Exercise: How many lines of these entries hold the string "text"? Reply with the number alone.

Information given:
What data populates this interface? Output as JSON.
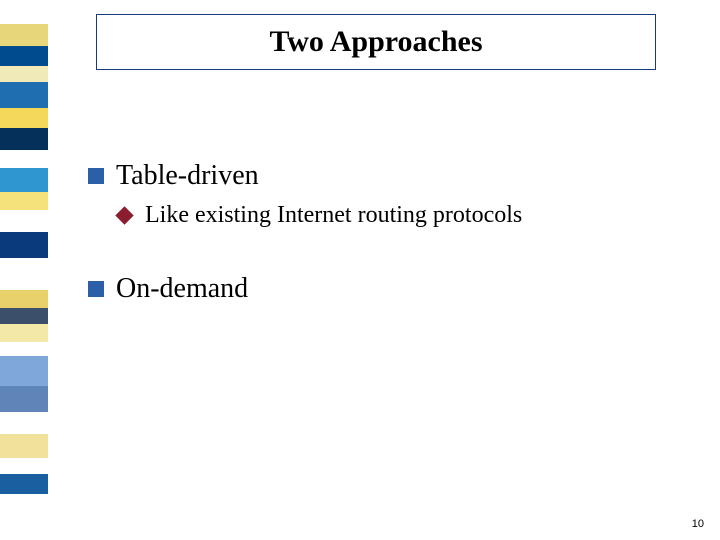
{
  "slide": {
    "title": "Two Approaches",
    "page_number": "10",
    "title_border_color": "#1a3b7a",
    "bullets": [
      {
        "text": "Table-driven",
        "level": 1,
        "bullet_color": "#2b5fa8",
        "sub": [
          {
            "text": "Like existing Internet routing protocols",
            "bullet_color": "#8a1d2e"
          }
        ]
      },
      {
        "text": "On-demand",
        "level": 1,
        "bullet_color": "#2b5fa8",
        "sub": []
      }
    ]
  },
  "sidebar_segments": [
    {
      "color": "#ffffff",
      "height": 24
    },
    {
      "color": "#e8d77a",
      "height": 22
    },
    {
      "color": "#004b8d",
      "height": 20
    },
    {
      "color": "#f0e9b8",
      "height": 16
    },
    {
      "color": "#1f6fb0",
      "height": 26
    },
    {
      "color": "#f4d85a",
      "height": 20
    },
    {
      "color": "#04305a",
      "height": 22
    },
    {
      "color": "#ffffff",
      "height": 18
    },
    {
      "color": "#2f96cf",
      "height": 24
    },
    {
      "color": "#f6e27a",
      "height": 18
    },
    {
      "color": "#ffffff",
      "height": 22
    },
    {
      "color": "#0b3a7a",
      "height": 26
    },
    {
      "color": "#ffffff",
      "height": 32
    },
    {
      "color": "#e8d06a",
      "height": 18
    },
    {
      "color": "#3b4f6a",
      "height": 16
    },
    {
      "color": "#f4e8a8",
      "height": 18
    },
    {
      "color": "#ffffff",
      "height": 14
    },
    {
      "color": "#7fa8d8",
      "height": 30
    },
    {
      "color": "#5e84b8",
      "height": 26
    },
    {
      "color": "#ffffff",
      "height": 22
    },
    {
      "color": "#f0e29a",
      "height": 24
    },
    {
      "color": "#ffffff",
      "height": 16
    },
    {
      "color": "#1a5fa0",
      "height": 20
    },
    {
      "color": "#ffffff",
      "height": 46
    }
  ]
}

Worked answer: 3